> _WRITTEN EXERCISE_: Your task is to output all the records below, word for word.

> _PROVIDED RECORDS_:
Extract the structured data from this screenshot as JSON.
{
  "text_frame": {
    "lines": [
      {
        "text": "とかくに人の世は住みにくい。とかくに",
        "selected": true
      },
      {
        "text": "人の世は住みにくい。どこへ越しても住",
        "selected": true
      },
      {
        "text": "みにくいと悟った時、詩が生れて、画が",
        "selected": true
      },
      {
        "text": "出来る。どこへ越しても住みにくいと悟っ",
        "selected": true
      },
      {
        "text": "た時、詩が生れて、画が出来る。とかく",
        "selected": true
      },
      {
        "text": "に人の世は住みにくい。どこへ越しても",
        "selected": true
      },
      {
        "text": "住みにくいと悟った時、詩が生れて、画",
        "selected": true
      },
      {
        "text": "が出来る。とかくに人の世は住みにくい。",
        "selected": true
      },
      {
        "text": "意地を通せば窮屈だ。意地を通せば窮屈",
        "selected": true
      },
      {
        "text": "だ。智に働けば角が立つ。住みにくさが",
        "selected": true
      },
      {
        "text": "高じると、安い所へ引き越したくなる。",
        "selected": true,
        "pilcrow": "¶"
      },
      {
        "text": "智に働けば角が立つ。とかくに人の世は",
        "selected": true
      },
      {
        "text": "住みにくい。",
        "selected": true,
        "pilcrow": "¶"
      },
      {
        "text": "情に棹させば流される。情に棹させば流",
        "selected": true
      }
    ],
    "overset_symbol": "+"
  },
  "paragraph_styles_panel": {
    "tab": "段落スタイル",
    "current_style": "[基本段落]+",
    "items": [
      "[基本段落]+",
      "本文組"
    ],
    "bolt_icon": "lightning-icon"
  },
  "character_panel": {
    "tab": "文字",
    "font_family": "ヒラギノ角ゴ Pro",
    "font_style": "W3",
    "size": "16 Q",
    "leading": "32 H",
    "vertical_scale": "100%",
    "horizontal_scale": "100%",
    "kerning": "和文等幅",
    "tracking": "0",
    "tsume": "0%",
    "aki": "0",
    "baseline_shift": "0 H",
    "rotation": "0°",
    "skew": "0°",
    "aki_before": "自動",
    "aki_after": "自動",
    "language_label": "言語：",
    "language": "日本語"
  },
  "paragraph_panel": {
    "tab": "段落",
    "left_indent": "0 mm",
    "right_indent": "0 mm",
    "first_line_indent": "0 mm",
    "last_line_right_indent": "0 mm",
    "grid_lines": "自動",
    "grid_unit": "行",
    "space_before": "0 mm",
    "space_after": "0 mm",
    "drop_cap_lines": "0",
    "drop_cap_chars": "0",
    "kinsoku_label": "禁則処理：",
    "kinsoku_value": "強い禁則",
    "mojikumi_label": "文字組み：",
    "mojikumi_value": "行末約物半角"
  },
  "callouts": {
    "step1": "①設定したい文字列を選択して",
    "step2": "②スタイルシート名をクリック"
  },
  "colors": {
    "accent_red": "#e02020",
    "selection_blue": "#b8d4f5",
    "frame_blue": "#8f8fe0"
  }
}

> _EXPECTED OUTPUT_:
Extract the structured data from this screenshot as JSON.
{
  "text_frame": {
    "lines": [
      {
        "text": "とかくに人の世は住みにくい。とかくに",
        "selected": true
      },
      {
        "text": "人の世は住みにくい。どこへ越しても住",
        "selected": true
      },
      {
        "text": "みにくいと悟った時、詩が生れて、画が",
        "selected": true
      },
      {
        "text": "出来る。どこへ越しても住みにくいと悟っ",
        "selected": true
      },
      {
        "text": "た時、詩が生れて、画が出来る。とかく",
        "selected": true
      },
      {
        "text": "に人の世は住みにくい。どこへ越しても",
        "selected": true
      },
      {
        "text": "住みにくいと悟った時、詩が生れて、画",
        "selected": true
      },
      {
        "text": "が出来る。とかくに人の世は住みにくい。",
        "selected": true
      },
      {
        "text": "意地を通せば窮屈だ。意地を通せば窮屈",
        "selected": true
      },
      {
        "text": "だ。智に働けば角が立つ。住みにくさが",
        "selected": true
      },
      {
        "text": "高じると、安い所へ引き越したくなる。",
        "selected": true,
        "pilcrow": "¶"
      },
      {
        "text": "智に働けば角が立つ。とかくに人の世は",
        "selected": true
      },
      {
        "text": "住みにくい。",
        "selected": true,
        "pilcrow": "¶"
      },
      {
        "text": "情に棹させば流される。情に棹させば流",
        "selected": true
      }
    ],
    "overset_symbol": "+"
  },
  "paragraph_styles_panel": {
    "tab": "段落スタイル",
    "current_style": "[基本段落]+",
    "items": [
      "[基本段落]+",
      "本文組"
    ],
    "bolt_icon": "lightning-icon"
  },
  "character_panel": {
    "tab": "文字",
    "font_family": "ヒラギノ角ゴ Pro",
    "font_style": "W3",
    "size": "16 Q",
    "leading": "32 H",
    "vertical_scale": "100%",
    "horizontal_scale": "100%",
    "kerning": "和文等幅",
    "tracking": "0",
    "tsume": "0%",
    "aki": "0",
    "baseline_shift": "0 H",
    "rotation": "0°",
    "skew": "0°",
    "aki_before": "自動",
    "aki_after": "自動",
    "language_label": "言語：",
    "language": "日本語"
  },
  "paragraph_panel": {
    "tab": "段落",
    "left_indent": "0 mm",
    "right_indent": "0 mm",
    "first_line_indent": "0 mm",
    "last_line_right_indent": "0 mm",
    "grid_lines": "自動",
    "grid_unit": "行",
    "space_before": "0 mm",
    "space_after": "0 mm",
    "drop_cap_lines": "0",
    "drop_cap_chars": "0",
    "kinsoku_label": "禁則処理：",
    "kinsoku_value": "強い禁則",
    "mojikumi_label": "文字組み：",
    "mojikumi_value": "行末約物半角"
  },
  "callouts": {
    "step1": "①設定したい文字列を選択して",
    "step2": "②スタイルシート名をクリック"
  },
  "colors": {
    "accent_red": "#e02020",
    "selection_blue": "#b8d4f5",
    "frame_blue": "#8f8fe0"
  }
}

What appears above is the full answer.